Stored items:
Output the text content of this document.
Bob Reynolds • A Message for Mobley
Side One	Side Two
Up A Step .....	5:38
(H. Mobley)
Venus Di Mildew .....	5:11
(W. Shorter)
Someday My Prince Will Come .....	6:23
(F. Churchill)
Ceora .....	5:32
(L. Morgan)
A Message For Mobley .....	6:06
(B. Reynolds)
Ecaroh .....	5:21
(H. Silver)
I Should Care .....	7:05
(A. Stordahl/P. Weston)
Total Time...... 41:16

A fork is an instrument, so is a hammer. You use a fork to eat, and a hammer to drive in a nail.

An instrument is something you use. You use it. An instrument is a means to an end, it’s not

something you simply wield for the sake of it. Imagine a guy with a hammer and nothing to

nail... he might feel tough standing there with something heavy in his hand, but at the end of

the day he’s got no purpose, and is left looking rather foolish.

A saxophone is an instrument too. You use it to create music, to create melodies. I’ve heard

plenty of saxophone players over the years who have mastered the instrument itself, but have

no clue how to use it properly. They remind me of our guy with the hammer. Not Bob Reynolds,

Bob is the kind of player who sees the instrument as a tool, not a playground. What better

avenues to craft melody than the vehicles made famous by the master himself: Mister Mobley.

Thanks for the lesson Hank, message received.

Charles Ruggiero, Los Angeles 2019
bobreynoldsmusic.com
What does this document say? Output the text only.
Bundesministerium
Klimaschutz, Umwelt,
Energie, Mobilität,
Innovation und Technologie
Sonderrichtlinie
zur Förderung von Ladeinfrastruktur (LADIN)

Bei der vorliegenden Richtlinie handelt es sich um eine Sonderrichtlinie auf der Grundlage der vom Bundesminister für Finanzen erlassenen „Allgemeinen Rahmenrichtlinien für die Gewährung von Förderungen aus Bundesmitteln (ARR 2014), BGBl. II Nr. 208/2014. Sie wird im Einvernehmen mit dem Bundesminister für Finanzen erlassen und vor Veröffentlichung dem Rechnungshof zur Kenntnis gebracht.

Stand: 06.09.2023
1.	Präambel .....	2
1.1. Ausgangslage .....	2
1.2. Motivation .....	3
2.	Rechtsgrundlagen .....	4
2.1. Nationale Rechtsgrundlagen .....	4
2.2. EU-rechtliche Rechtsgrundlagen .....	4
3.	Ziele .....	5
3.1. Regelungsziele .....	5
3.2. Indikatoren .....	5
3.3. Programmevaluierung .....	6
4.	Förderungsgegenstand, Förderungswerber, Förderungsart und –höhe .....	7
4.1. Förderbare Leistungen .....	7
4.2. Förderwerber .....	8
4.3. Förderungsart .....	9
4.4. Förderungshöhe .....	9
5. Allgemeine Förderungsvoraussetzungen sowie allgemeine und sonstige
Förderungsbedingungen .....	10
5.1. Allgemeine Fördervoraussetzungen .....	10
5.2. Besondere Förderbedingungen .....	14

BRIEF: The records are above. How many lines in them contain the word "document"? Give the number alone.

ANSWER TO THE PROBLEM: 2